#### Document:
* * * *

So why such a detailed answer? Well, there is a lot of impatience on this board about drilling progress. In think its best to keep in focus that the entire well has to be drilled safely, in accordance with the regulators requirements, and suspended as a primary production well. To do this takes time and definitely you want the to be drilling safely and keeping the well in good condition. Look on the bright side only about another 15 or 20 days and we should have a full announcement.
@dai2belts that's a curious question to ask, but here goes. The drillstring is made up of three main parts which are determined by the useage, mud weight (buoyancy), abrasiveness of the formation, strength of the formation and designed to withstand the pressures and chemistry of the fluids running through it (both inside and out). The main component is drillpipe (DP), below that is Heavy Walled Drill Pipe (HWDP) to provide extra weight and often is more flexible making it useful in directional wells and then the Bottom Hole Assembly (BHA) which provides weight,for the drillbit, stability by the insertion of stabalizers , may contain jars (for getting unstuck), downhole tools like MWD (Measurement While Drilling) and LWD (Logging While Drilling) and of course a drillbit. The problem is that not all the pipe is of equal length (drillpipe is supplied with a variance from the mill and they can stretch in use), variance is from 27 feet to 32 feet but on average is 30 feet. The collars and BHA components are of various lengths and are all measured individually (normally by metal tape and by hand). Because of this variance all the drilling components lengths have to be measured and tallied. In drilling the drill sting is combined into joints of 3 called a stand and these can be measured once the drilling string is made up to save time. Yes its a manual business, yes there is engineering science behind it (there are different metal chemistries, different joints, different wall thickness, Inside diameters and outside diameters. Drillsting software programs are used in the design and adjusted to allow for hole conditions and whether the hole to be drilled is straight or deviated. A number of companies might be involved in the provision of the components, standdard drill string is usually provided by the drilling contractor, specialist parts (stabilisers, drilling jars, MWD or LWD equipment, Drillbit) by other companies. At the outset of the well all the components are loaded individually on a jack-up to reduce deck weight while towing (having previously being offloaded at the completion of a previous well if the rig was to moved any significant difference). This (and the loading/unloading of materials) is a major contributor in why completion and abandonment and well start up takes so long.

* * * *

#### Dataset:
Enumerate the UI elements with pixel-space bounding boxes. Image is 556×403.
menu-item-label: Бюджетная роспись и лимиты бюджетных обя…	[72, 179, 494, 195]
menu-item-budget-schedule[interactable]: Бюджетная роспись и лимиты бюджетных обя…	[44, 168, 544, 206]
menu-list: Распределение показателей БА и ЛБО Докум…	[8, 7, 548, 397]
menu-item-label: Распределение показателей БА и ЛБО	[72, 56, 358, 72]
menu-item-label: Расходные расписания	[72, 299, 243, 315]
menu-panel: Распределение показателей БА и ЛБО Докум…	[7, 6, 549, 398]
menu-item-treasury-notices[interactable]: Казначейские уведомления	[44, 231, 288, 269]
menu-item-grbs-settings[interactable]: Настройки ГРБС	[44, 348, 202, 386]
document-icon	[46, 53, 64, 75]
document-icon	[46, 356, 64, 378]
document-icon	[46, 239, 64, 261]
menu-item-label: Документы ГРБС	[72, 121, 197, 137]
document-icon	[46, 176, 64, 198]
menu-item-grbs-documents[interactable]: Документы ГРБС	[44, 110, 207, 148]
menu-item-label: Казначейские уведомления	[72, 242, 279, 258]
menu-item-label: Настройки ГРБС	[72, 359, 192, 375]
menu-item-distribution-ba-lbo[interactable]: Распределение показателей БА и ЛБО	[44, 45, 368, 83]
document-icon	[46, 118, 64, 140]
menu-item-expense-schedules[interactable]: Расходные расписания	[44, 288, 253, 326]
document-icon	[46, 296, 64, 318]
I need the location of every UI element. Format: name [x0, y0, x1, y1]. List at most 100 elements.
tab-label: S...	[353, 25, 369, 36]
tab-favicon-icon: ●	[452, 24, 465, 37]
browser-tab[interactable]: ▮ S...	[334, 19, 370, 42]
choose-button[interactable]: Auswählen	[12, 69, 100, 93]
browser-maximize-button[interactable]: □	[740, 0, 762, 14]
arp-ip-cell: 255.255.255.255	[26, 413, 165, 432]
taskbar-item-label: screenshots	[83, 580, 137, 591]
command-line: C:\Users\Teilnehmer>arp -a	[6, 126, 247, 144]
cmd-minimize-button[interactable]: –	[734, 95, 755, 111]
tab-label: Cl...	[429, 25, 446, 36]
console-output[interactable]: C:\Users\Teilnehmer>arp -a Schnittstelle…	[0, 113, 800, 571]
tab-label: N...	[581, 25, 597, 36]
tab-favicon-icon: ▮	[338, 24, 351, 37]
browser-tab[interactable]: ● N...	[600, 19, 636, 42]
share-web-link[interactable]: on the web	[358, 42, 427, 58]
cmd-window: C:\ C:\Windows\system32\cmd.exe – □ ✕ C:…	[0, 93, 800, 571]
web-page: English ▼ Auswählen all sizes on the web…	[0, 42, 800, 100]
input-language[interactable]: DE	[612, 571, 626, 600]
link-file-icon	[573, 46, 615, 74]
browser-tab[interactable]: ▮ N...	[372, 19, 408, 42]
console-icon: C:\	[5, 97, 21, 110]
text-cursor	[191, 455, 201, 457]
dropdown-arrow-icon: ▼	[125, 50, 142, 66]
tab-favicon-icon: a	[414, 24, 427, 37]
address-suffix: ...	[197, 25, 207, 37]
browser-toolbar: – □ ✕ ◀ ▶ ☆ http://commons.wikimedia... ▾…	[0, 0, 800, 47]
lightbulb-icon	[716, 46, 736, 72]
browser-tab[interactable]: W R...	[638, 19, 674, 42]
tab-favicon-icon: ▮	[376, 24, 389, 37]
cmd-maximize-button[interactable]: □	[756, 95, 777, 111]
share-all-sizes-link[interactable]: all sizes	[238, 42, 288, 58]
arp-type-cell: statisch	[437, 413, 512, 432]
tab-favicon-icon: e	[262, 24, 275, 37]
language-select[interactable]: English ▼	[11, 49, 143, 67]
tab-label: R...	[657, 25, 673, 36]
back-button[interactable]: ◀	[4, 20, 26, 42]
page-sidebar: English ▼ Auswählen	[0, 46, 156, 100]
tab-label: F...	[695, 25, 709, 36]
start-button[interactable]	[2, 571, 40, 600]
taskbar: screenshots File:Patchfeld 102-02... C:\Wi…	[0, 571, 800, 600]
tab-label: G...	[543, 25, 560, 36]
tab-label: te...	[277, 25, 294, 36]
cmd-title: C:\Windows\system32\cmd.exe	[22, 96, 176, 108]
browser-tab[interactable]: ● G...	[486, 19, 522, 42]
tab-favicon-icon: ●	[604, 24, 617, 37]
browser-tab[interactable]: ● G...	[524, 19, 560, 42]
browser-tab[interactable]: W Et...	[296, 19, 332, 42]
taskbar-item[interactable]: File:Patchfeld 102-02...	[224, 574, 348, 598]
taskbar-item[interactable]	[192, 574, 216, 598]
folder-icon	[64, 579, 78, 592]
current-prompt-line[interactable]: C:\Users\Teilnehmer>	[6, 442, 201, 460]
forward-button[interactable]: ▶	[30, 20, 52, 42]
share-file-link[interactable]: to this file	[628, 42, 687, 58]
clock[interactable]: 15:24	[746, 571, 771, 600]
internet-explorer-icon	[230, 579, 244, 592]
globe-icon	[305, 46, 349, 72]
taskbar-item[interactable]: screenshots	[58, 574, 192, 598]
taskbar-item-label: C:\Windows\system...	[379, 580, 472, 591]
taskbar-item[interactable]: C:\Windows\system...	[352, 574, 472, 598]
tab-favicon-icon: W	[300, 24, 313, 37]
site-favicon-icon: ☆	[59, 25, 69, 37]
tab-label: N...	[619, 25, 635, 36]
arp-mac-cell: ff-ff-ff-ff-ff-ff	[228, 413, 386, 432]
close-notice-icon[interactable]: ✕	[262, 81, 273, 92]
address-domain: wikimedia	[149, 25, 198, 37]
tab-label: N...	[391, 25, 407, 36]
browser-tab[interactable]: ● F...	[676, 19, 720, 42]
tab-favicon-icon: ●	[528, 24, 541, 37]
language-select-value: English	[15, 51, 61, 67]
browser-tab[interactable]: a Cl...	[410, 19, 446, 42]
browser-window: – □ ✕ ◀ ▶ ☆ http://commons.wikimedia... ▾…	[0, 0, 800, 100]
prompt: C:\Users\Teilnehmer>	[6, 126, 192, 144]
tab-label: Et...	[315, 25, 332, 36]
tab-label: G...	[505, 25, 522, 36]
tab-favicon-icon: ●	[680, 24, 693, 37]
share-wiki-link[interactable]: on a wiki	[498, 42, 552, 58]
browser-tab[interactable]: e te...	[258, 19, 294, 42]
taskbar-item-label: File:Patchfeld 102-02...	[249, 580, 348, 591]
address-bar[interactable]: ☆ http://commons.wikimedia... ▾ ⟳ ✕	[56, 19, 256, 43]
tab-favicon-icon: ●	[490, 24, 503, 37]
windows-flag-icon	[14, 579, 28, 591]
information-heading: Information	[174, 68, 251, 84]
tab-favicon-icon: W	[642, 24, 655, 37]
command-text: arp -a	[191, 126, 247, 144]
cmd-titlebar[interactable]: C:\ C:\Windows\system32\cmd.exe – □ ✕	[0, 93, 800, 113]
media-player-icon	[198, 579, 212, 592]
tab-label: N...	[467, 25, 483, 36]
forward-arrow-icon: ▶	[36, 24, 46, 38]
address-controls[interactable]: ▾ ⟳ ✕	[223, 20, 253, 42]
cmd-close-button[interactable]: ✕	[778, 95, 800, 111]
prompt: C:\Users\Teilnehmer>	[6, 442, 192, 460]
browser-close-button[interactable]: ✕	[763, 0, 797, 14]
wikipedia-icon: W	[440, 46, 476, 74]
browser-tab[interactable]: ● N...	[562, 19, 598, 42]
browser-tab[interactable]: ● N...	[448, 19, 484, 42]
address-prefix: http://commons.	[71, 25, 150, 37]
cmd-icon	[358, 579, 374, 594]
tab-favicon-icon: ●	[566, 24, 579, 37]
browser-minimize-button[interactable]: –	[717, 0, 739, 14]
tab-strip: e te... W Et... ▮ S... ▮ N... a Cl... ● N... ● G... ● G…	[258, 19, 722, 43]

* * * *

#### Challenge A:
According to the drilling post, what is the average length of a piece of drillpipe?
#### Challenge B:
List the three main parts that make up the drillstring, as named in the drilling post.
#### Challenge C:
Return the passage of the drilling post starting at "So why such" and ending at "a full announcement.".
Rely only on the drilling post when answering.

#### Exercise result A:
30 feet

#### Exercise result B:
Drillpipe (DP), Heavy Walled Drill Pipe (HWDP), Bottom Hole Assembly (BHA)

#### Exercise result C:
So why such a detailed answer? Well, there is a lot of impatience on this board about drilling progress. In think its best to keep in focus that the entire well has to be drilled safely, in accordance with the regulators requirements, and suspended as a primary production well. To do this takes time and definitely you want the to be drilling safely and keeping the well in good condition. Look on the bright side only about another 15 or 20 days and we should have a full announcement.